> **What to do**
Write out the whole listing again, exactly as given.

> **Dataset items**

## START

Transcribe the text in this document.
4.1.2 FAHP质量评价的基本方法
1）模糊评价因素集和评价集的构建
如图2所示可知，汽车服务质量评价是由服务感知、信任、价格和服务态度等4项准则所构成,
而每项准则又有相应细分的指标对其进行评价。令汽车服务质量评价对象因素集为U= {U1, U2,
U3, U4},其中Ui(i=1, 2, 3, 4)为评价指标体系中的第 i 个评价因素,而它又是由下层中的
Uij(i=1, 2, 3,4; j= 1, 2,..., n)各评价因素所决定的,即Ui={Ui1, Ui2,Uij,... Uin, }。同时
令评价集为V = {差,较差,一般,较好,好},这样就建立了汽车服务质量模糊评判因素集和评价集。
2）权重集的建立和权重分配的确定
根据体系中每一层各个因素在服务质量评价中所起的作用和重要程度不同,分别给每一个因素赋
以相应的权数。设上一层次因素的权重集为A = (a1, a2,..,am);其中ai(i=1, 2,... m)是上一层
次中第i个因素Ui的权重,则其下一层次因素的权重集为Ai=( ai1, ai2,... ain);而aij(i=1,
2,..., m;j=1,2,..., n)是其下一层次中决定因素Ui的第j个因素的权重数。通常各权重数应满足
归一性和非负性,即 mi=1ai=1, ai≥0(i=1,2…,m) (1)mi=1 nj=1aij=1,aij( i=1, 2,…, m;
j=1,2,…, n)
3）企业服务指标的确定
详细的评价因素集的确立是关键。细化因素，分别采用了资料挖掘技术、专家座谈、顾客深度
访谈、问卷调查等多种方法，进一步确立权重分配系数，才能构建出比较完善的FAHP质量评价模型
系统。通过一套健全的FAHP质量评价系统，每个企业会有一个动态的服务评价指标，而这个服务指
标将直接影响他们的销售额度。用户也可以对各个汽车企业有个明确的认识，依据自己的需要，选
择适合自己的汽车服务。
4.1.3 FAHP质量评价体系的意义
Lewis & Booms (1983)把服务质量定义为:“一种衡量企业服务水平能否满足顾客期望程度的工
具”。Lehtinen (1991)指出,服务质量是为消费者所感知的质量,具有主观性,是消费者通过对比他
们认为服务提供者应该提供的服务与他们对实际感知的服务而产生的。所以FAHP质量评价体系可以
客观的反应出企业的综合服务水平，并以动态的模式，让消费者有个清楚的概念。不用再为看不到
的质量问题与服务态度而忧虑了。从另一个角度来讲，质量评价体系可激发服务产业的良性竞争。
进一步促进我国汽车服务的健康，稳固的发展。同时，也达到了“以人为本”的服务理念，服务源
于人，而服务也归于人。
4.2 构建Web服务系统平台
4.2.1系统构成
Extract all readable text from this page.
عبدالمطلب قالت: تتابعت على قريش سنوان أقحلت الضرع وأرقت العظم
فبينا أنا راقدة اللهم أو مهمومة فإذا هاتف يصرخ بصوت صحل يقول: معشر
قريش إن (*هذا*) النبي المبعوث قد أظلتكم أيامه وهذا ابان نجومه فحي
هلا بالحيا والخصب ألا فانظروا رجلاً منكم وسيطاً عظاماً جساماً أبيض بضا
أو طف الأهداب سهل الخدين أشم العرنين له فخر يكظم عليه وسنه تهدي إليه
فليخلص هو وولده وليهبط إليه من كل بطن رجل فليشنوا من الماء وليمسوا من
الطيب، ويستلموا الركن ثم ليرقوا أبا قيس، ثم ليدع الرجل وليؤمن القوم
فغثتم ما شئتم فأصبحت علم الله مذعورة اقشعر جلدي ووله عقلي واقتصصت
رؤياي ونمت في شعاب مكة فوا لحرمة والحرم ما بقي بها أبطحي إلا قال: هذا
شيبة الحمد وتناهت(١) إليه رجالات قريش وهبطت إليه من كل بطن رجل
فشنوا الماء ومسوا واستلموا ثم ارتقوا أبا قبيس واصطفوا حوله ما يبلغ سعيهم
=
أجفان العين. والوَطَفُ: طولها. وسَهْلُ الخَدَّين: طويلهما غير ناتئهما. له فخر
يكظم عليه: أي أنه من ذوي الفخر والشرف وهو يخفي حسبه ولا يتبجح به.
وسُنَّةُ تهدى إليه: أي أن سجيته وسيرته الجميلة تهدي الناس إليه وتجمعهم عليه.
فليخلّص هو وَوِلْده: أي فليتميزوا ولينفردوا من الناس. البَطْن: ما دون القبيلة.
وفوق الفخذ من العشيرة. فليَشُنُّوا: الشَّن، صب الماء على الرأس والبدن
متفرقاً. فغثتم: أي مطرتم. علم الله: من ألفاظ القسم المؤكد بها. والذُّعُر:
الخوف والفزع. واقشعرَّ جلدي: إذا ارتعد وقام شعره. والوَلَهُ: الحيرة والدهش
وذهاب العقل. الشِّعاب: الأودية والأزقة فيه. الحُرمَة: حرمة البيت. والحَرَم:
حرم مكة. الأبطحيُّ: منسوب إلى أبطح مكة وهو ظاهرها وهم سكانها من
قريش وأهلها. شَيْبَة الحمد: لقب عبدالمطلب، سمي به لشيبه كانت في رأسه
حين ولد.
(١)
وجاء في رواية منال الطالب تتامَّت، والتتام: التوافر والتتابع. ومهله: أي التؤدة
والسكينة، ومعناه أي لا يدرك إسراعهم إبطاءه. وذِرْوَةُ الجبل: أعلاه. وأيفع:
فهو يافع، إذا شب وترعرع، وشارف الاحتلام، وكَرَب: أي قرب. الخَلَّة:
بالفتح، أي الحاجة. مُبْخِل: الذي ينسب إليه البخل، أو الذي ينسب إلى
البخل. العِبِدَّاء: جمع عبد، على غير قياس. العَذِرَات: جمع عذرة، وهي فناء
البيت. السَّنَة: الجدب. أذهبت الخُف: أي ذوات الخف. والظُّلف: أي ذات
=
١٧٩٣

## END

> **Correct response**
Transcribe the text in this document.
4.1.2 FAHP质量评价的基本方法
1）模糊评价因素集和评价集的构建
如图2所示可知，汽车服务质量评价是由服务感知、信任、价格和服务态度等4项准则所构成,
而每项准则又有相应细分的指标对其进行评价。令汽车服务质量评价对象因素集为U= {U1, U2,
U3, U4},其中Ui(i=1, 2, 3, 4)为评价指标体系中的第 i 个评价因素,而它又是由下层中的
Uij(i=1, 2, 3,4; j= 1, 2,..., n)各评价因素所决定的,即Ui={Ui1, Ui2,Uij,... Uin, }。同时
令评价集为V = {差,较差,一般,较好,好},这样就建立了汽车服务质量模糊评判因素集和评价集。
2）权重集的建立和权重分配的确定
根据体系中每一层各个因素在服务质量评价中所起的作用和重要程度不同,分别给每一个因素赋
以相应的权数。设上一层次因素的权重集为A = (a1, a2,..,am);其中ai(i=1, 2,... m)是上一层
次中第i个因素Ui的权重,则其下一层次因素的权重集为Ai=( ai1, ai2,... ain);而aij(i=1,
2,..., m;j=1,2,..., n)是其下一层次中决定因素Ui的第j个因素的权重数。通常各权重数应满足
归一性和非负性,即 mi=1ai=1, ai≥0(i=1,2…,m) (1)mi=1 nj=1aij=1,aij( i=1, 2,…, m;
j=1,2,…, n)
3）企业服务指标的确定
详细的评价因素集的确立是关键。细化因素，分别采用了资料挖掘技术、专家座谈、顾客深度
访谈、问卷调查等多种方法，进一步确立权重分配系数，才能构建出比较完善的FAHP质量评价模型
系统。通过一套健全的FAHP质量评价系统，每个企业会有一个动态的服务评价指标，而这个服务指
标将直接影响他们的销售额度。用户也可以对各个汽车企业有个明确的认识，依据自己的需要，选
择适合自己的汽车服务。
4.1.3 FAHP质量评价体系的意义
Lewis & Booms (1983)把服务质量定义为:“一种衡量企业服务水平能否满足顾客期望程度的工
具”。Lehtinen (1991)指出,服务质量是为消费者所感知的质量,具有主观性,是消费者通过对比他
们认为服务提供者应该提供的服务与他们对实际感知的服务而产生的。所以FAHP质量评价体系可以
客观的反应出企业的综合服务水平，并以动态的模式，让消费者有个清楚的概念。不用再为看不到
的质量问题与服务态度而忧虑了。从另一个角度来讲，质量评价体系可激发服务产业的良性竞争。
进一步促进我国汽车服务的健康，稳固的发展。同时，也达到了“以人为本”的服务理念，服务源
于人，而服务也归于人。
4.2 构建Web服务系统平台
4.2.1系统构成
Extract all readable text from this page.
عبدالمطلب قالت: تتابعت على قريش سنوان أقحلت الضرع وأرقت العظم
فبينا أنا راقدة اللهم أو مهمومة فإذا هاتف يصرخ بصوت صحل يقول: معشر
قريش إن (*هذا*) النبي المبعوث قد أظلتكم أيامه وهذا ابان نجومه فحي
هلا بالحيا والخصب ألا فانظروا رجلاً منكم وسيطاً عظاماً جساماً أبيض بضا
أو طف الأهداب سهل الخدين أشم العرنين له فخر يكظم عليه وسنه تهدي إليه
فليخلص هو وولده وليهبط إليه من كل بطن رجل فليشنوا من الماء وليمسوا من
الطيب، ويستلموا الركن ثم ليرقوا أبا قيس، ثم ليدع الرجل وليؤمن القوم
فغثتم ما شئتم فأصبحت علم الله مذعورة اقشعر جلدي ووله عقلي واقتصصت
رؤياي ونمت في شعاب مكة فوا لحرمة والحرم ما بقي بها أبطحي إلا قال: هذا
شيبة الحمد وتناهت(١) إليه رجالات قريش وهبطت إليه من كل بطن رجل
فشنوا الماء ومسوا واستلموا ثم ارتقوا أبا قبيس واصطفوا حوله ما يبلغ سعيهم
=
أجفان العين. والوَطَفُ: طولها. وسَهْلُ الخَدَّين: طويلهما غير ناتئهما. له فخر
يكظم عليه: أي أنه من ذوي الفخر والشرف وهو يخفي حسبه ولا يتبجح به.
وسُنَّةُ تهدى إليه: أي أن سجيته وسيرته الجميلة تهدي الناس إليه وتجمعهم عليه.
فليخلّص هو وَوِلْده: أي فليتميزوا ولينفردوا من الناس. البَطْن: ما دون القبيلة.
وفوق الفخذ من العشيرة. فليَشُنُّوا: الشَّن، صب الماء على الرأس والبدن
متفرقاً. فغثتم: أي مطرتم. علم الله: من ألفاظ القسم المؤكد بها. والذُّعُر:
الخوف والفزع. واقشعرَّ جلدي: إذا ارتعد وقام شعره. والوَلَهُ: الحيرة والدهش
وذهاب العقل. الشِّعاب: الأودية والأزقة فيه. الحُرمَة: حرمة البيت. والحَرَم:
حرم مكة. الأبطحيُّ: منسوب إلى أبطح مكة وهو ظاهرها وهم سكانها من
قريش وأهلها. شَيْبَة الحمد: لقب عبدالمطلب، سمي به لشيبه كانت في رأسه
حين ولد.
(١)
وجاء في رواية منال الطالب تتامَّت، والتتام: التوافر والتتابع. ومهله: أي التؤدة
والسكينة، ومعناه أي لا يدرك إسراعهم إبطاءه. وذِرْوَةُ الجبل: أعلاه. وأيفع:
فهو يافع، إذا شب وترعرع، وشارف الاحتلام، وكَرَب: أي قرب. الخَلَّة:
بالفتح، أي الحاجة. مُبْخِل: الذي ينسب إليه البخل، أو الذي ينسب إلى
البخل. العِبِدَّاء: جمع عبد، على غير قياس. العَذِرَات: جمع عذرة، وهي فناء
البيت. السَّنَة: الجدب. أذهبت الخُف: أي ذوات الخف. والظُّلف: أي ذات
=
١٧٩٣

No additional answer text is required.